### Short task
Scan the data below and pick out the lines containing the word "pela".
═════ Material provided
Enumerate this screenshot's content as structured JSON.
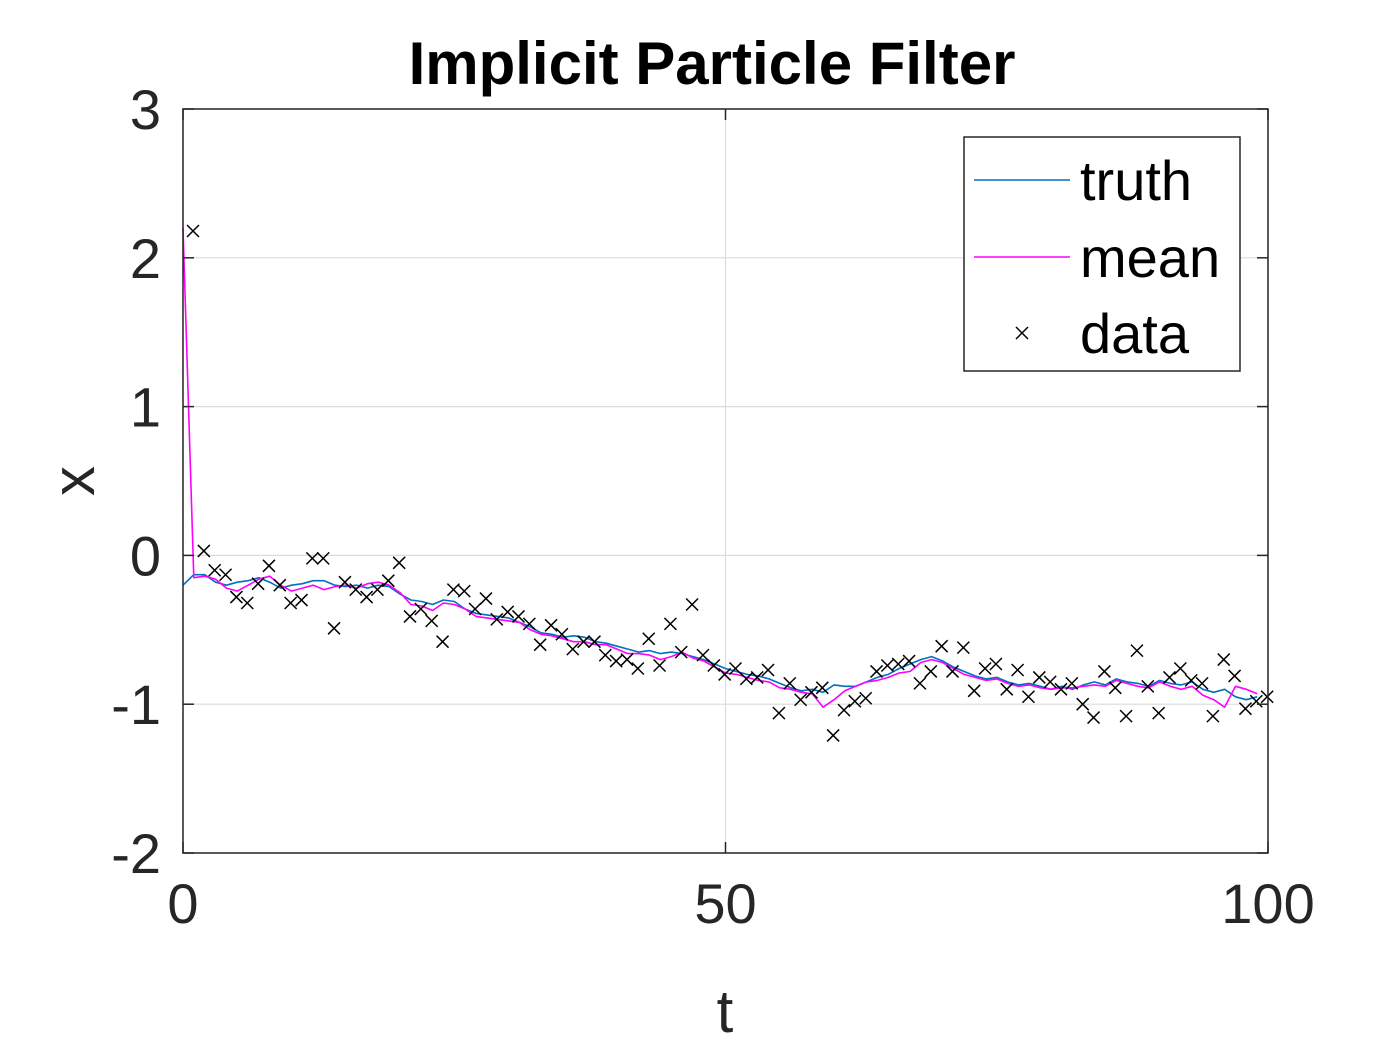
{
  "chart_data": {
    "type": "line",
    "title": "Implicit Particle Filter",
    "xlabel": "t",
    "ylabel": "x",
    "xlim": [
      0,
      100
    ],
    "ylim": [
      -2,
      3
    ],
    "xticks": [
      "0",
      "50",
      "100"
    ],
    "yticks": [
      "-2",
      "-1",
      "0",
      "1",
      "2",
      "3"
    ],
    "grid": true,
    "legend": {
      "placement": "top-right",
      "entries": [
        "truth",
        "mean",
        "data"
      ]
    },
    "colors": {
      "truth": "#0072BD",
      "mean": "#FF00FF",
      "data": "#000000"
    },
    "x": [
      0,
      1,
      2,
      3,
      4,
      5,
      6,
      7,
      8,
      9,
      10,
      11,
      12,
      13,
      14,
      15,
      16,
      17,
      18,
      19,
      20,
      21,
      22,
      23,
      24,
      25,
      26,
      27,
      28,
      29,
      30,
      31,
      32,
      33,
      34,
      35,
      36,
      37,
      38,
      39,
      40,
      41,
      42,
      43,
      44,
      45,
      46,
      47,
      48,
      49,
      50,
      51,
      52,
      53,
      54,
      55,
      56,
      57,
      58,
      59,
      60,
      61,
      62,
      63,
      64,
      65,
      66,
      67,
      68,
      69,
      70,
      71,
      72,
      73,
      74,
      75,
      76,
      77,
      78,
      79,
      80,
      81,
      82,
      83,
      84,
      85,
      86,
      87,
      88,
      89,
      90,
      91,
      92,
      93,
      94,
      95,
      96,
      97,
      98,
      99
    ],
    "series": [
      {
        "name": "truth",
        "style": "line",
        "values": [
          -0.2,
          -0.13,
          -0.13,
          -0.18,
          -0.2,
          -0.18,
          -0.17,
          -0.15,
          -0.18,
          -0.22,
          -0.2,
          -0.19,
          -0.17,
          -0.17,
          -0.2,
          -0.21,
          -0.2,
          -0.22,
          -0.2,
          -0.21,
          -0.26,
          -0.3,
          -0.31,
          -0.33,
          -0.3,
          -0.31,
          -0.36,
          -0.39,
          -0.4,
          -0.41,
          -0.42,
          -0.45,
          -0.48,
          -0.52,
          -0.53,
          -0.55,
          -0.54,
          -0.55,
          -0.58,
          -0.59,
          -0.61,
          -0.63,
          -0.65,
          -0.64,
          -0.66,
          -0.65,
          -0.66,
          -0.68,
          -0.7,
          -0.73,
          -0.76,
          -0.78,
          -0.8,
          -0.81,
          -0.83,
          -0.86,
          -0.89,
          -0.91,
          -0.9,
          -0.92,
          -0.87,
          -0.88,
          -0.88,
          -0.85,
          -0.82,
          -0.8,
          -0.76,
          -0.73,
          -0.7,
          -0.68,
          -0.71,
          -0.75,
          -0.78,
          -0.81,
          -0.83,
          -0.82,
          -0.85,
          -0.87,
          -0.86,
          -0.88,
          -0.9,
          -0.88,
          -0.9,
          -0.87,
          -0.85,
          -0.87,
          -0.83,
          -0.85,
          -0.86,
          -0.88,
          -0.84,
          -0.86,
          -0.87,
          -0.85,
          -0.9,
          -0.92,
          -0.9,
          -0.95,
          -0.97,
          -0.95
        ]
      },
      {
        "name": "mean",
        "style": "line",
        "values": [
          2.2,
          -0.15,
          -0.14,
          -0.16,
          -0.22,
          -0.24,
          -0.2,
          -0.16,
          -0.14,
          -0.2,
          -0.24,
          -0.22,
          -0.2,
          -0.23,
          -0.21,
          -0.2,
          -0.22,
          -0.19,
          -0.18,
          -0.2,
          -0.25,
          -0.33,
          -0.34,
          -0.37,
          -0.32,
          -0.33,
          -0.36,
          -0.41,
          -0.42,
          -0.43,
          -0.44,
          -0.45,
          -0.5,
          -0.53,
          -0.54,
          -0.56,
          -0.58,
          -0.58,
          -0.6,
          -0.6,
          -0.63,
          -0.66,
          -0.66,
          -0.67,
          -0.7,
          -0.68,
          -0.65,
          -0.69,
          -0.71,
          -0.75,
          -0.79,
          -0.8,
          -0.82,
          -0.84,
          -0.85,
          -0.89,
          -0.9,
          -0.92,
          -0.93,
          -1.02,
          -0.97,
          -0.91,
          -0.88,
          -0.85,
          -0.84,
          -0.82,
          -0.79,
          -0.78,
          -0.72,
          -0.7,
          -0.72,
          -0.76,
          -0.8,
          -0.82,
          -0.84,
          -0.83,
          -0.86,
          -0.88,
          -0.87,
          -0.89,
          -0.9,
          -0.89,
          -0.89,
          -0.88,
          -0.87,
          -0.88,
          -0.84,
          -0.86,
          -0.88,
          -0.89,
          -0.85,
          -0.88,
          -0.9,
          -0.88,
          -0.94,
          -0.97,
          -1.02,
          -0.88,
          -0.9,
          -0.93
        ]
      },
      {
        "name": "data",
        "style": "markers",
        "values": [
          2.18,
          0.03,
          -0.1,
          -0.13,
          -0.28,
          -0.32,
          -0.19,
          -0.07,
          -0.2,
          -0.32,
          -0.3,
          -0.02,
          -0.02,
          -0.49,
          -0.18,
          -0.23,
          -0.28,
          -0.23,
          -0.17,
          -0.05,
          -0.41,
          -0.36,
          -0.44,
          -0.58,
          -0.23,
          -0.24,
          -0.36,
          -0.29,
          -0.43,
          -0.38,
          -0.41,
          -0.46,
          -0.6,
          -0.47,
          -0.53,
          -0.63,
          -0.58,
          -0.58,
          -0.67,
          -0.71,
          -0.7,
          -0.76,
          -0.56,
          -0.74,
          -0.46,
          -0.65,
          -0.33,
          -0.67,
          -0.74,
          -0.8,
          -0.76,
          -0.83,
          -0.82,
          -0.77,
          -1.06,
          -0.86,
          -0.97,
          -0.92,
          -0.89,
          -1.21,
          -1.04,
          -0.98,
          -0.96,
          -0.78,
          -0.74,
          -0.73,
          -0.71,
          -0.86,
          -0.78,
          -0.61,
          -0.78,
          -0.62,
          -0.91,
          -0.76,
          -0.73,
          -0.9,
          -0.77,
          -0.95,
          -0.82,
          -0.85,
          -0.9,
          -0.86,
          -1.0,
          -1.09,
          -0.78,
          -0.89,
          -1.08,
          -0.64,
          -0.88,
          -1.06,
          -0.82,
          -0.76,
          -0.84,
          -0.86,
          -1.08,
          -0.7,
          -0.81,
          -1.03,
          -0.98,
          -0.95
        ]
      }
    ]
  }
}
══════════
═════ Material provided
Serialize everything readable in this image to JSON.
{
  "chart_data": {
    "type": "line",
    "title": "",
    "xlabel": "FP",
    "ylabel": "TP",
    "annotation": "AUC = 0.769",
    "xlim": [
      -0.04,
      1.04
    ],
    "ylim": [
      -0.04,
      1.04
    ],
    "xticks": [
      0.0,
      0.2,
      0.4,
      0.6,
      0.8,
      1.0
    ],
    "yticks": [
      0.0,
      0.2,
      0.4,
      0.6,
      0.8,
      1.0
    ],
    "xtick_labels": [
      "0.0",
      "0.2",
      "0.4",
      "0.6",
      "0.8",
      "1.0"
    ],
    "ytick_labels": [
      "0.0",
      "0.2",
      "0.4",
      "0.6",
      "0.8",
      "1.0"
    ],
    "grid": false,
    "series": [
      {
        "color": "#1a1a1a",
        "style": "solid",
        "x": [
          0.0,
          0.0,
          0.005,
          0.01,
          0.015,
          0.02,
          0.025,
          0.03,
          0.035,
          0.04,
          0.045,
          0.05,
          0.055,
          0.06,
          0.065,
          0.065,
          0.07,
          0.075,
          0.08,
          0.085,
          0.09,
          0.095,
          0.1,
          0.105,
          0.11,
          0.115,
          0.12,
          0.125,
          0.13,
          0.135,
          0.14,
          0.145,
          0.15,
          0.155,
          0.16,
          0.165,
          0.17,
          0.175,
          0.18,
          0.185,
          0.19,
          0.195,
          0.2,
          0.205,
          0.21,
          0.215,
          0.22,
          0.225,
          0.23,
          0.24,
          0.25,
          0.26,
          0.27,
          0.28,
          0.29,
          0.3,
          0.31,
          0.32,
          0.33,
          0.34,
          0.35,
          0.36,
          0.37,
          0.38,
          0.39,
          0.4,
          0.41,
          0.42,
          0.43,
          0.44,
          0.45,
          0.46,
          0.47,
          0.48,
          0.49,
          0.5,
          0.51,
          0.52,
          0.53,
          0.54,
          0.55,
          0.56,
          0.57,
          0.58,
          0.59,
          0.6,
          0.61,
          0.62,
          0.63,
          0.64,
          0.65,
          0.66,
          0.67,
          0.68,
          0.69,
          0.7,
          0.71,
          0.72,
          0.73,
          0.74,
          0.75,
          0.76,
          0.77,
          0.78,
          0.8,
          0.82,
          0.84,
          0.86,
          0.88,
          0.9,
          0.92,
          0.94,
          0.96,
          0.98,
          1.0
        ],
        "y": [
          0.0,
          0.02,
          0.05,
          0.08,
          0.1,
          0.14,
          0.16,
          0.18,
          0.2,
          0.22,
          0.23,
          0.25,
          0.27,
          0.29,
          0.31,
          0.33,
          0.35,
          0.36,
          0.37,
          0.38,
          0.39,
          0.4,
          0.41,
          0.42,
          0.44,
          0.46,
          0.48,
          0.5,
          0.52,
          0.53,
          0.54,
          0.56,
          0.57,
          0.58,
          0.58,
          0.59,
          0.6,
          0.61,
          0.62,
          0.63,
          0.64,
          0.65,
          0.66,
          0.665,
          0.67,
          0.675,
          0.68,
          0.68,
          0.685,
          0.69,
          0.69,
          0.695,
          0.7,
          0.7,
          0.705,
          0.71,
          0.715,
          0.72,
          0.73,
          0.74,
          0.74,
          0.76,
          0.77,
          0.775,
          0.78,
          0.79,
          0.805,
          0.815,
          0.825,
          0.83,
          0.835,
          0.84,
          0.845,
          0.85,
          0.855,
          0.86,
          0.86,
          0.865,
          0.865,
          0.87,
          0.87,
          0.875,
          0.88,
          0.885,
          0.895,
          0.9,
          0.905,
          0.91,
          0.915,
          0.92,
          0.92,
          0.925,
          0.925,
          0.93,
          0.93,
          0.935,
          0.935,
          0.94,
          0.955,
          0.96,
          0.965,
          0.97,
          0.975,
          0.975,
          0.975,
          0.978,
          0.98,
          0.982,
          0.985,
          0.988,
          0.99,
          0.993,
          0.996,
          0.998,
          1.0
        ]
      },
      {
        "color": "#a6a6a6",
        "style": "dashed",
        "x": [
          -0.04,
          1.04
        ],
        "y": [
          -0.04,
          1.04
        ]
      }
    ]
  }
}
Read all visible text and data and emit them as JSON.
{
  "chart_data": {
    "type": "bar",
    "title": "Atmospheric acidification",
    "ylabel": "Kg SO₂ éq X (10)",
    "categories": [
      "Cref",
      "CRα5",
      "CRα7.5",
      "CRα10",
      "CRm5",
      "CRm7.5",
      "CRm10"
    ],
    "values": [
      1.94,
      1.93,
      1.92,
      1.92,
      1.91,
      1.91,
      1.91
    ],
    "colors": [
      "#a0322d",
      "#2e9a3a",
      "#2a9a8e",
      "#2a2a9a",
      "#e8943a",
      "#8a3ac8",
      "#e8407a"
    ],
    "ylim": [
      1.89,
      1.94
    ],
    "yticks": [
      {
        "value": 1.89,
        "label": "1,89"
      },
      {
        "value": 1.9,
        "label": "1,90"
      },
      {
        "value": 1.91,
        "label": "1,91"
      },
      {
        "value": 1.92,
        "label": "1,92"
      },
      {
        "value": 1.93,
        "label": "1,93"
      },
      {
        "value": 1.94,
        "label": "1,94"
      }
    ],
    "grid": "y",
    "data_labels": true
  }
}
══════════
═════ Material provided
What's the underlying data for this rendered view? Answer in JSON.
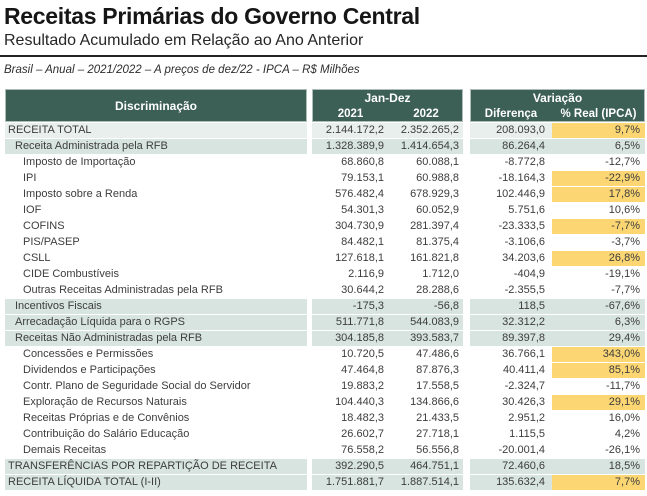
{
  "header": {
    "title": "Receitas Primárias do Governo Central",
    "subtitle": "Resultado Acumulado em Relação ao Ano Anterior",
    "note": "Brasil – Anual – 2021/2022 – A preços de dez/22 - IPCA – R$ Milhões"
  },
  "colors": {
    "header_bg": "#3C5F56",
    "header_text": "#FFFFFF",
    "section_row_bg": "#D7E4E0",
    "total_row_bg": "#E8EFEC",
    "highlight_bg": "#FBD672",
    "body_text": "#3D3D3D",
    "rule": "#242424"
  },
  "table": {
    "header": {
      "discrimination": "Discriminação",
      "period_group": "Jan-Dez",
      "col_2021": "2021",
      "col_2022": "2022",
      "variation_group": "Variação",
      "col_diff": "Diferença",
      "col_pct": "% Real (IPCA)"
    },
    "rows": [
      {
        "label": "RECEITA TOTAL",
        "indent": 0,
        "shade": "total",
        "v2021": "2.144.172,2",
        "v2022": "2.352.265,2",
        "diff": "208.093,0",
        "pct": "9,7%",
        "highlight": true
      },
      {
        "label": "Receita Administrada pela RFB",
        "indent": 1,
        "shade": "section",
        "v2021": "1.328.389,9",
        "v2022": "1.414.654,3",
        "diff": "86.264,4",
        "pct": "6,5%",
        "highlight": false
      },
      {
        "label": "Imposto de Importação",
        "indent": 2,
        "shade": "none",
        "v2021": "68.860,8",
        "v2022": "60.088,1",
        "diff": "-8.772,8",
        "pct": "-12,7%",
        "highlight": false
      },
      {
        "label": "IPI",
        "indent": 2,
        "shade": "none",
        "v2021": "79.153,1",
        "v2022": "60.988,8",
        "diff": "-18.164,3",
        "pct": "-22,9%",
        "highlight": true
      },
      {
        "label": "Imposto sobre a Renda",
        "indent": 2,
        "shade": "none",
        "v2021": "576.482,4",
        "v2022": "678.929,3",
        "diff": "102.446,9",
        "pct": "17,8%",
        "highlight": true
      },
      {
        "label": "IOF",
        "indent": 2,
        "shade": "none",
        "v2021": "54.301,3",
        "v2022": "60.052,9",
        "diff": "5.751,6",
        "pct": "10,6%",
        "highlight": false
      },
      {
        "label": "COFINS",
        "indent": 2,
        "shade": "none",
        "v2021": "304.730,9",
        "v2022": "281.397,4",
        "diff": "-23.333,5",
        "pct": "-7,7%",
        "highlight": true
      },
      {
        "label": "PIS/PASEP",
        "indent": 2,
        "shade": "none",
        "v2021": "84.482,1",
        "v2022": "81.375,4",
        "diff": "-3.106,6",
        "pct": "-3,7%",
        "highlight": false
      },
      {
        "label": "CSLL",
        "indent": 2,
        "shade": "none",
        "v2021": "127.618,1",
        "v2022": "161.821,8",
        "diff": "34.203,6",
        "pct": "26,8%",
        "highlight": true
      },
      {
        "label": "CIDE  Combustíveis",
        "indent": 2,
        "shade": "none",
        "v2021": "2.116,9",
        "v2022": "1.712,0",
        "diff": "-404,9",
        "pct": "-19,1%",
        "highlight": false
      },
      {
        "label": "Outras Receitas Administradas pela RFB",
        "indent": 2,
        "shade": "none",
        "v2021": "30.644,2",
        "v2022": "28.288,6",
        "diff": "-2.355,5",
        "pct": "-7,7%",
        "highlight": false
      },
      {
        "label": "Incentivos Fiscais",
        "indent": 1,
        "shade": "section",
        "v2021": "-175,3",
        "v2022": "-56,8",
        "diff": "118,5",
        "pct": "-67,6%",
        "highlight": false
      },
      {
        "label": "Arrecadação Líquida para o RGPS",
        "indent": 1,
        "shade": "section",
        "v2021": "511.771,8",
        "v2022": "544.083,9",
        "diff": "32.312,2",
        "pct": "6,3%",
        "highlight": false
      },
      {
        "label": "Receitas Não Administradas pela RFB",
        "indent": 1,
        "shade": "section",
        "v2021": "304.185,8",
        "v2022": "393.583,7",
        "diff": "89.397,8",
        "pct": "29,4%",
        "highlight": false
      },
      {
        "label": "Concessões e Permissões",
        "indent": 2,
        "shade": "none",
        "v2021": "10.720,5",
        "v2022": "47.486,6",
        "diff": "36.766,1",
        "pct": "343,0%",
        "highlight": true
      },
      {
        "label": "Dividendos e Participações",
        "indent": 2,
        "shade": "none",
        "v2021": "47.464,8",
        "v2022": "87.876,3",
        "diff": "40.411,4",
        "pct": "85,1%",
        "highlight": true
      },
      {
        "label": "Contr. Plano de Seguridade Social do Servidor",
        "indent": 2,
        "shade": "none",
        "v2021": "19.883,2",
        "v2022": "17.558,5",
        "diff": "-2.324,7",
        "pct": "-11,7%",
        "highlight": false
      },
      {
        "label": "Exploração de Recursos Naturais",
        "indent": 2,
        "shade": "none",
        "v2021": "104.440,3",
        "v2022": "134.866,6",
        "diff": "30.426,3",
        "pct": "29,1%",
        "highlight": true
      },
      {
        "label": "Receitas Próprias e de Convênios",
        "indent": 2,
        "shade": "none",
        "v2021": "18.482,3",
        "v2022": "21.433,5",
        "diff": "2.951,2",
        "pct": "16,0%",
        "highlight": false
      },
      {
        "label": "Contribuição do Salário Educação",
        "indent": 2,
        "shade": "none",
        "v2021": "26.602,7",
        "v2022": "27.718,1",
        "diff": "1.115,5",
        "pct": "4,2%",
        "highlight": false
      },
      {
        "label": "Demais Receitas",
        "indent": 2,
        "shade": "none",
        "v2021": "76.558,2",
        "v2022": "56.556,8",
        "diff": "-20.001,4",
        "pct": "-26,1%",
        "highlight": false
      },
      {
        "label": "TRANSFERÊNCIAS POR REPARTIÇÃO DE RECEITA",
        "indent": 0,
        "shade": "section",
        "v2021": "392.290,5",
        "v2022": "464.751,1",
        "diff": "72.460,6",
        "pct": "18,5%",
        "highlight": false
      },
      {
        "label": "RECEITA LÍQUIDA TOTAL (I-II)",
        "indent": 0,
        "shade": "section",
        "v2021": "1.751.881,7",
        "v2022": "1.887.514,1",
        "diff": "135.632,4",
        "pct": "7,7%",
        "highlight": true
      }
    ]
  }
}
══════════
### Worked solution
        "label": "Receita Administrada pela RFB",
        "label": "Outras Receitas Administradas pela RFB",
        "label": "Receitas Não Administradas pela RFB",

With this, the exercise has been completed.